→ EXERCISE DETAILS: Retype all of the data exactly as given.

[Data extracted from a collection]
▼

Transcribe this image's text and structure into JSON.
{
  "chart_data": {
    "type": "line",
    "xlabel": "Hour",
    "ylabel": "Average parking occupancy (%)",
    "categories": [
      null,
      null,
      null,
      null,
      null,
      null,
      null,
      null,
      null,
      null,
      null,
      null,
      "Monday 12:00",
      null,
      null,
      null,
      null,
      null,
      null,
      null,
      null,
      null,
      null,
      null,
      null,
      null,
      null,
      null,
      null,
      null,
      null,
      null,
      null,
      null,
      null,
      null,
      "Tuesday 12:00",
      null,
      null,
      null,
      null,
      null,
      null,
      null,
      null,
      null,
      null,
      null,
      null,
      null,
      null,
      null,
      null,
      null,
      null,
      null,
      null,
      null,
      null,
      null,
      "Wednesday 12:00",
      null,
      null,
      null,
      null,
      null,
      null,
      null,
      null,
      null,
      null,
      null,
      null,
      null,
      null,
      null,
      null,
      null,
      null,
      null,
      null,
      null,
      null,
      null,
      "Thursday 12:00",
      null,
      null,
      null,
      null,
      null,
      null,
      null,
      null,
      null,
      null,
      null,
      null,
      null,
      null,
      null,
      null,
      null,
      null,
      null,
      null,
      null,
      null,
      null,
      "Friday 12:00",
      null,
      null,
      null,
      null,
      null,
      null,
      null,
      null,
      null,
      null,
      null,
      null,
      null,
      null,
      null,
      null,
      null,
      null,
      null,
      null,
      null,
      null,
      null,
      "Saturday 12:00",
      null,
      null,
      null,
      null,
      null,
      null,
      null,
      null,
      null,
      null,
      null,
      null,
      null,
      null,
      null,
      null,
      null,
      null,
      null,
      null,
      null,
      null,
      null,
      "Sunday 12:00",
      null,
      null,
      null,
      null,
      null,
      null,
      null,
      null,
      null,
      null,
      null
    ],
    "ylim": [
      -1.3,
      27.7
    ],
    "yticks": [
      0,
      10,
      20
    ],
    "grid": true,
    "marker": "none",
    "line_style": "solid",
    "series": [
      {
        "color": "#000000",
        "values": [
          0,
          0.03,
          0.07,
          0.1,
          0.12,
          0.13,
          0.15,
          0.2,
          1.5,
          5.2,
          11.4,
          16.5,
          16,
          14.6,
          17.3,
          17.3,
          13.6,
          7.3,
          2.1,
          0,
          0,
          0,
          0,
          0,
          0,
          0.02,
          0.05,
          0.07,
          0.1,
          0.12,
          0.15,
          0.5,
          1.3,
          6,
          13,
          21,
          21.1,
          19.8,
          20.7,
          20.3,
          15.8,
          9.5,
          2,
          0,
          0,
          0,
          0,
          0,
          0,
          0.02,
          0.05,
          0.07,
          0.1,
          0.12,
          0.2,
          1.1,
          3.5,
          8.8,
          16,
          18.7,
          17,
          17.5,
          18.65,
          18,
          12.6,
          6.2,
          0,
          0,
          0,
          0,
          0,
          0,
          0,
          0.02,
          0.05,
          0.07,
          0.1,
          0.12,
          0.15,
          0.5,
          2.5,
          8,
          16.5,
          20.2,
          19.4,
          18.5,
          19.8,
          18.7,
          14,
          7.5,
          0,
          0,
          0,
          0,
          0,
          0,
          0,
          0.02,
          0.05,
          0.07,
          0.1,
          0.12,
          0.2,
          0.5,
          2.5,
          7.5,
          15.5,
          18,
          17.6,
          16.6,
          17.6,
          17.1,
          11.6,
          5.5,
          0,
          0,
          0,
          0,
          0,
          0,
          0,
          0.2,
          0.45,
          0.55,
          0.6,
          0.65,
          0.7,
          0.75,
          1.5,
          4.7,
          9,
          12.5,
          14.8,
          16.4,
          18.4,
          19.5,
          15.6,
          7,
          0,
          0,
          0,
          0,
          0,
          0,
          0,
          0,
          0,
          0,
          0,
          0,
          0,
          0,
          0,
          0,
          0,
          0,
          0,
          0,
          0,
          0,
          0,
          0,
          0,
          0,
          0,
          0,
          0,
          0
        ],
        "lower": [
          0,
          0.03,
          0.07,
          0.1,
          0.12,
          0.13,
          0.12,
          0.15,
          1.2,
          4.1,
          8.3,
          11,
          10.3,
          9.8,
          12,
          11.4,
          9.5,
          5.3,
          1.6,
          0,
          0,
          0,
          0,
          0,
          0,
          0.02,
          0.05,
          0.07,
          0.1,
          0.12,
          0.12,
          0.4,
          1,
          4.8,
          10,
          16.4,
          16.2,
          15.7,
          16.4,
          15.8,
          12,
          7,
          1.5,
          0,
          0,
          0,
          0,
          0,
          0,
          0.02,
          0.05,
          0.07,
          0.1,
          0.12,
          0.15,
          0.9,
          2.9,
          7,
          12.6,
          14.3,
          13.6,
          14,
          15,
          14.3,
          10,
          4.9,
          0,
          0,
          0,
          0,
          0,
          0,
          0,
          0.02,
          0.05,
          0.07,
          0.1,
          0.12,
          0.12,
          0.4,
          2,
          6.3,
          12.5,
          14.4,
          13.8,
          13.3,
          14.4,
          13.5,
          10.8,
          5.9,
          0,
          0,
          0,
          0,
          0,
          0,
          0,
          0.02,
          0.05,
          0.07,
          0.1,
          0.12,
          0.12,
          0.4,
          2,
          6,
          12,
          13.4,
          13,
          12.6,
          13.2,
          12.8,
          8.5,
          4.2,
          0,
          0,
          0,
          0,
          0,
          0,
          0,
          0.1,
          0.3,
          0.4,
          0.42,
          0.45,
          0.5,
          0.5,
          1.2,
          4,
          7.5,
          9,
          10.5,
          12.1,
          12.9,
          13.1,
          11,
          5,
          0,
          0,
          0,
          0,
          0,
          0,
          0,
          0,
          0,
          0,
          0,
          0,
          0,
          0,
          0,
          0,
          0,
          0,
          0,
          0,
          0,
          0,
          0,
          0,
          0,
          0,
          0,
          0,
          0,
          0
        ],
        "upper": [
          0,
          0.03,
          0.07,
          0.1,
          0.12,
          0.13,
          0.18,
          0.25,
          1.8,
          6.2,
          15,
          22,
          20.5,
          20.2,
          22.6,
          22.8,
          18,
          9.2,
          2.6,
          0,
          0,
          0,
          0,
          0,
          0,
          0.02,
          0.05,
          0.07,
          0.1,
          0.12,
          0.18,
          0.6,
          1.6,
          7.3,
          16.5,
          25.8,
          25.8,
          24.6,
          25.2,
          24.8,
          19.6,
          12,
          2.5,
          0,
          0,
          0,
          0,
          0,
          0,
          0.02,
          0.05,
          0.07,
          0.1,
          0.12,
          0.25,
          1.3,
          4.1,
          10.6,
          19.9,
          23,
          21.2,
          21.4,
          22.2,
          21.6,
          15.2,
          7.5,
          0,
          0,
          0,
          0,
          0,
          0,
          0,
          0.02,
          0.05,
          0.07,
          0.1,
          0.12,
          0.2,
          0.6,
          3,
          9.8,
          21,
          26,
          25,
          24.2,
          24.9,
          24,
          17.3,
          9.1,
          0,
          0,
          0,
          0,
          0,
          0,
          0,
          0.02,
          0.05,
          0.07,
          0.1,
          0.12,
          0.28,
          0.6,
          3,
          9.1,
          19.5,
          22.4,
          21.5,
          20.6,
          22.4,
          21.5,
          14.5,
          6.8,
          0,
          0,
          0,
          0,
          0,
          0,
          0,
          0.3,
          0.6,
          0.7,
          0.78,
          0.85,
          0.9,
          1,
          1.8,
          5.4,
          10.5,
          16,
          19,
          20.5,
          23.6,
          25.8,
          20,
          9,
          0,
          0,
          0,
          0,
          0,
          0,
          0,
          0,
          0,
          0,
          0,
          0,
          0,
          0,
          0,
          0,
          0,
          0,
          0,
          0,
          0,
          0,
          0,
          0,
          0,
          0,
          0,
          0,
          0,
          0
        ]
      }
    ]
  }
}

▲

→ EXPECTED ANSWER:
Transcribe this image's text and structure into JSON.
{
  "chart_data": {
    "type": "line",
    "xlabel": "Hour",
    "ylabel": "Average parking occupancy (%)",
    "categories": [
      null,
      null,
      null,
      null,
      null,
      null,
      null,
      null,
      null,
      null,
      null,
      null,
      "Monday 12:00",
      null,
      null,
      null,
      null,
      null,
      null,
      null,
      null,
      null,
      null,
      null,
      null,
      null,
      null,
      null,
      null,
      null,
      null,
      null,
      null,
      null,
      null,
      null,
      "Tuesday 12:00",
      null,
      null,
      null,
      null,
      null,
      null,
      null,
      null,
      null,
      null,
      null,
      null,
      null,
      null,
      null,
      null,
      null,
      null,
      null,
      null,
      null,
      null,
      null,
      "Wednesday 12:00",
      null,
      null,
      null,
      null,
      null,
      null,
      null,
      null,
      null,
      null,
      null,
      null,
      null,
      null,
      null,
      null,
      null,
      null,
      null,
      null,
      null,
      null,
      null,
      "Thursday 12:00",
      null,
      null,
      null,
      null,
      null,
      null,
      null,
      null,
      null,
      null,
      null,
      null,
      null,
      null,
      null,
      null,
      null,
      null,
      null,
      null,
      null,
      null,
      null,
      "Friday 12:00",
      null,
      null,
      null,
      null,
      null,
      null,
      null,
      null,
      null,
      null,
      null,
      null,
      null,
      null,
      null,
      null,
      null,
      null,
      null,
      null,
      null,
      null,
      null,
      "Saturday 12:00",
      null,
      null,
      null,
      null,
      null,
      null,
      null,
      null,
      null,
      null,
      null,
      null,
      null,
      null,
      null,
      null,
      null,
      null,
      null,
      null,
      null,
      null,
      null,
      "Sunday 12:00",
      null,
      null,
      null,
      null,
      null,
      null,
      null,
      null,
      null,
      null,
      null
    ],
    "ylim": [
      -1.3,
      27.7
    ],
    "yticks": [
      0,
      10,
      20
    ],
    "grid": true,
    "marker": "none",
    "line_style": "solid",
    "series": [
      {
        "color": "#000000",
        "values": [
          0,
          0.03,
          0.07,
          0.1,
          0.12,
          0.13,
          0.15,
          0.2,
          1.5,
          5.2,
          11.4,
          16.5,
          16,
          14.6,
          17.3,
          17.3,
          13.6,
          7.3,
          2.1,
          0,
          0,
          0,
          0,
          0,
          0,
          0.02,
          0.05,
          0.07,
          0.1,
          0.12,
          0.15,
          0.5,
          1.3,
          6,
          13,
          21,
          21.1,
          19.8,
          20.7,
          20.3,
          15.8,
          9.5,
          2,
          0,
          0,
          0,
          0,
          0,
          0,
          0.02,
          0.05,
          0.07,
          0.1,
          0.12,
          0.2,
          1.1,
          3.5,
          8.8,
          16,
          18.7,
          17,
          17.5,
          18.65,
          18,
          12.6,
          6.2,
          0,
          0,
          0,
          0,
          0,
          0,
          0,
          0.02,
          0.05,
          0.07,
          0.1,
          0.12,
          0.15,
          0.5,
          2.5,
          8,
          16.5,
          20.2,
          19.4,
          18.5,
          19.8,
          18.7,
          14,
          7.5,
          0,
          0,
          0,
          0,
          0,
          0,
          0,
          0.02,
          0.05,
          0.07,
          0.1,
          0.12,
          0.2,
          0.5,
          2.5,
          7.5,
          15.5,
          18,
          17.6,
          16.6,
          17.6,
          17.1,
          11.6,
          5.5,
          0,
          0,
          0,
          0,
          0,
          0,
          0,
          0.2,
          0.45,
          0.55,
          0.6,
          0.65,
          0.7,
          0.75,
          1.5,
          4.7,
          9,
          12.5,
          14.8,
          16.4,
          18.4,
          19.5,
          15.6,
          7,
          0,
          0,
          0,
          0,
          0,
          0,
          0,
          0,
          0,
          0,
          0,
          0,
          0,
          0,
          0,
          0,
          0,
          0,
          0,
          0,
          0,
          0,
          0,
          0,
          0,
          0,
          0,
          0,
          0,
          0
        ],
        "lower": [
          0,
          0.03,
          0.07,
          0.1,
          0.12,
          0.13,
          0.12,
          0.15,
          1.2,
          4.1,
          8.3,
          11,
          10.3,
          9.8,
          12,
          11.4,
          9.5,
          5.3,
          1.6,
          0,
          0,
          0,
          0,
          0,
          0,
          0.02,
          0.05,
          0.07,
          0.1,
          0.12,
          0.12,
          0.4,
          1,
          4.8,
          10,
          16.4,
          16.2,
          15.7,
          16.4,
          15.8,
          12,
          7,
          1.5,
          0,
          0,
          0,
          0,
          0,
          0,
          0.02,
          0.05,
          0.07,
          0.1,
          0.12,
          0.15,
          0.9,
          2.9,
          7,
          12.6,
          14.3,
          13.6,
          14,
          15,
          14.3,
          10,
          4.9,
          0,
          0,
          0,
          0,
          0,
          0,
          0,
          0.02,
          0.05,
          0.07,
          0.1,
          0.12,
          0.12,
          0.4,
          2,
          6.3,
          12.5,
          14.4,
          13.8,
          13.3,
          14.4,
          13.5,
          10.8,
          5.9,
          0,
          0,
          0,
          0,
          0,
          0,
          0,
          0.02,
          0.05,
          0.07,
          0.1,
          0.12,
          0.12,
          0.4,
          2,
          6,
          12,
          13.4,
          13,
          12.6,
          13.2,
          12.8,
          8.5,
          4.2,
          0,
          0,
          0,
          0,
          0,
          0,
          0,
          0.1,
          0.3,
          0.4,
          0.42,
          0.45,
          0.5,
          0.5,
          1.2,
          4,
          7.5,
          9,
          10.5,
          12.1,
          12.9,
          13.1,
          11,
          5,
          0,
          0,
          0,
          0,
          0,
          0,
          0,
          0,
          0,
          0,
          0,
          0,
          0,
          0,
          0,
          0,
          0,
          0,
          0,
          0,
          0,
          0,
          0,
          0,
          0,
          0,
          0,
          0,
          0,
          0
        ],
        "upper": [
          0,
          0.03,
          0.07,
          0.1,
          0.12,
          0.13,
          0.18,
          0.25,
          1.8,
          6.2,
          15,
          22,
          20.5,
          20.2,
          22.6,
          22.8,
          18,
          9.2,
          2.6,
          0,
          0,
          0,
          0,
          0,
          0,
          0.02,
          0.05,
          0.07,
          0.1,
          0.12,
          0.18,
          0.6,
          1.6,
          7.3,
          16.5,
          25.8,
          25.8,
          24.6,
          25.2,
          24.8,
          19.6,
          12,
          2.5,
          0,
          0,
          0,
          0,
          0,
          0,
          0.02,
          0.05,
          0.07,
          0.1,
          0.12,
          0.25,
          1.3,
          4.1,
          10.6,
          19.9,
          23,
          21.2,
          21.4,
          22.2,
          21.6,
          15.2,
          7.5,
          0,
          0,
          0,
          0,
          0,
          0,
          0,
          0.02,
          0.05,
          0.07,
          0.1,
          0.12,
          0.2,
          0.6,
          3,
          9.8,
          21,
          26,
          25,
          24.2,
          24.9,
          24,
          17.3,
          9.1,
          0,
          0,
          0,
          0,
          0,
          0,
          0,
          0.02,
          0.05,
          0.07,
          0.1,
          0.12,
          0.28,
          0.6,
          3,
          9.1,
          19.5,
          22.4,
          21.5,
          20.6,
          22.4,
          21.5,
          14.5,
          6.8,
          0,
          0,
          0,
          0,
          0,
          0,
          0,
          0.3,
          0.6,
          0.7,
          0.78,
          0.85,
          0.9,
          1,
          1.8,
          5.4,
          10.5,
          16,
          19,
          20.5,
          23.6,
          25.8,
          20,
          9,
          0,
          0,
          0,
          0,
          0,
          0,
          0,
          0,
          0,
          0,
          0,
          0,
          0,
          0,
          0,
          0,
          0,
          0,
          0,
          0,
          0,
          0,
          0,
          0,
          0,
          0,
          0,
          0,
          0,
          0
        ]
      }
    ]
  }
}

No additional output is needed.